Do this: Can you output the part that opens with the line containing "For every button, label, input, icon, or" and closes with the line containing "svg-text:2: 2 xyxy=(33,277,38,285)" as a Markdown table with the columns Number and Line, one line per table row, leaving out blank lines?

----- Input for this task

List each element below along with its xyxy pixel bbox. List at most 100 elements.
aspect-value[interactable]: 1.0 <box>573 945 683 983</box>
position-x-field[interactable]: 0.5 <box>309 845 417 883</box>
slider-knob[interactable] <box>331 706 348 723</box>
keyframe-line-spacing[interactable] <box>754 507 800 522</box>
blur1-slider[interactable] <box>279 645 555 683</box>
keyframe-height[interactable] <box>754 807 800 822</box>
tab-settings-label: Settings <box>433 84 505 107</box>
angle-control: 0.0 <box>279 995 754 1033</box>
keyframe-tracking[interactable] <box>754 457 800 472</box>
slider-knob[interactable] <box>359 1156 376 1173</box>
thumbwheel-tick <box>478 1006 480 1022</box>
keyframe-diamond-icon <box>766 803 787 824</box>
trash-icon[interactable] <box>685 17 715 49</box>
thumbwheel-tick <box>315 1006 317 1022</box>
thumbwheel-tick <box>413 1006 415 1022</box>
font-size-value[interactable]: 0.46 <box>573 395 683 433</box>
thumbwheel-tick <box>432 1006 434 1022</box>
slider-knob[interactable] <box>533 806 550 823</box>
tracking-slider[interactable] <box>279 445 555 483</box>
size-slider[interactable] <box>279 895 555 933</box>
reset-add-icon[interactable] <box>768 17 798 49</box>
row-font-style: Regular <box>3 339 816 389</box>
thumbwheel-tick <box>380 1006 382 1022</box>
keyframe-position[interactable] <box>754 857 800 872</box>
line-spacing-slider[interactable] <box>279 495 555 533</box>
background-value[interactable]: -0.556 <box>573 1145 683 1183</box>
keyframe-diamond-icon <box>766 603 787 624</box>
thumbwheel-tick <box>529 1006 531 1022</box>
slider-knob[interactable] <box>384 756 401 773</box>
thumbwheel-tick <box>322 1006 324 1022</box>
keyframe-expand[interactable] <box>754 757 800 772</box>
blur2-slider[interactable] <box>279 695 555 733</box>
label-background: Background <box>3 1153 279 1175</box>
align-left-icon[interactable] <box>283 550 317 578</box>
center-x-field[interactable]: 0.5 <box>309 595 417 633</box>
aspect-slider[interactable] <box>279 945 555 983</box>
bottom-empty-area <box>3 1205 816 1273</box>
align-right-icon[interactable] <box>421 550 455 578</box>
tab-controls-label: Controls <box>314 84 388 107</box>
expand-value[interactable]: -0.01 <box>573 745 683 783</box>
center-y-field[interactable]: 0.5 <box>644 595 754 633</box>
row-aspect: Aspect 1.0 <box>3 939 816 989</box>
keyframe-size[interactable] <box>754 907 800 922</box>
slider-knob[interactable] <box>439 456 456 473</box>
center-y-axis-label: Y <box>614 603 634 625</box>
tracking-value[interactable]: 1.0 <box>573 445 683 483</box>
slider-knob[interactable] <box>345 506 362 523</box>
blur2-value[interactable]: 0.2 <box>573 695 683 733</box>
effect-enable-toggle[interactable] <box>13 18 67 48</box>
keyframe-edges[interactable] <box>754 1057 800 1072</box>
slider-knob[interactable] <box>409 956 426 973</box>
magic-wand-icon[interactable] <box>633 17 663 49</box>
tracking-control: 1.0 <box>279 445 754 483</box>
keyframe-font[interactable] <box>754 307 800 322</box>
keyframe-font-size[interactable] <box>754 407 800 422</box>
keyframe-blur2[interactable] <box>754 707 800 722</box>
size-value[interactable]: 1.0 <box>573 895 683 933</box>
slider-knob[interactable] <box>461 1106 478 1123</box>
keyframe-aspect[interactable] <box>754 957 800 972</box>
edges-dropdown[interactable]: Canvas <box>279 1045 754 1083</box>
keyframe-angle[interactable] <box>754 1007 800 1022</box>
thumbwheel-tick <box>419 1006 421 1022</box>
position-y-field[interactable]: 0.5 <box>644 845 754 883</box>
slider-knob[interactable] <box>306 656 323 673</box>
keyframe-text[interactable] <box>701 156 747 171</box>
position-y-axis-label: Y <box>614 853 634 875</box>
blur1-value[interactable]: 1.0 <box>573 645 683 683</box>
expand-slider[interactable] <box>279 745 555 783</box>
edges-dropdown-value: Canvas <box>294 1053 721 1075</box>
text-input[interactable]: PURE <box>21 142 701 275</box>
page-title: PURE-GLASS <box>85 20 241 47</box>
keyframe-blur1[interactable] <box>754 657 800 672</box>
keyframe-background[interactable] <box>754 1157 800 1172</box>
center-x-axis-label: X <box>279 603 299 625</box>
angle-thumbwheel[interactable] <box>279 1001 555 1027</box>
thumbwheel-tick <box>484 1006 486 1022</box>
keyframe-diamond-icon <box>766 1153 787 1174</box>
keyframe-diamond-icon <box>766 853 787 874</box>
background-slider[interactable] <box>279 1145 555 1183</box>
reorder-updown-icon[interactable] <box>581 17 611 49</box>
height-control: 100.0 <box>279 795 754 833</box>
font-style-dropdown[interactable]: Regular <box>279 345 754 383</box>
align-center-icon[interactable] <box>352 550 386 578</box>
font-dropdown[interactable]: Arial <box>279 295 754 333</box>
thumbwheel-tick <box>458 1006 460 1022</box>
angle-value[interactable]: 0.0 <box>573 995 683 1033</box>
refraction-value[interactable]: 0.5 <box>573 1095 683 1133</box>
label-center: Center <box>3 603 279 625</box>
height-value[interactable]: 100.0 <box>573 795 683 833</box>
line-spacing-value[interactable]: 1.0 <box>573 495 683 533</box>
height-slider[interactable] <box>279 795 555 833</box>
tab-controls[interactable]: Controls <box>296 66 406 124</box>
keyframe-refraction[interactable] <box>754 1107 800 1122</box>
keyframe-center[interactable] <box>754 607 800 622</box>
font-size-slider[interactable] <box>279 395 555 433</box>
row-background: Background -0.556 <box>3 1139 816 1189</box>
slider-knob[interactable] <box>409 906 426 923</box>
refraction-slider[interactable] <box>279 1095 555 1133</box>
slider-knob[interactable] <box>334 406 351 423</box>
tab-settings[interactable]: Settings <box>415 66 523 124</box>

----------
----- Input for this task

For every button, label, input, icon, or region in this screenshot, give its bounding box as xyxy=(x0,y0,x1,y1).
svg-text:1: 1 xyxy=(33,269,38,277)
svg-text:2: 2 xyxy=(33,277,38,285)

----------

Correct answer:
| Number | Line |
|---|---|
| 1 | For every button, label, input, icon, or region in this screenshot, give its bounding box as xyxy=(x0,y0,x1,y1). |
| 2 | svg-text:1: 1 xyxy=(33,269,38,277) |
| 3 | svg-text:2: 2 xyxy=(33,277,38,285) |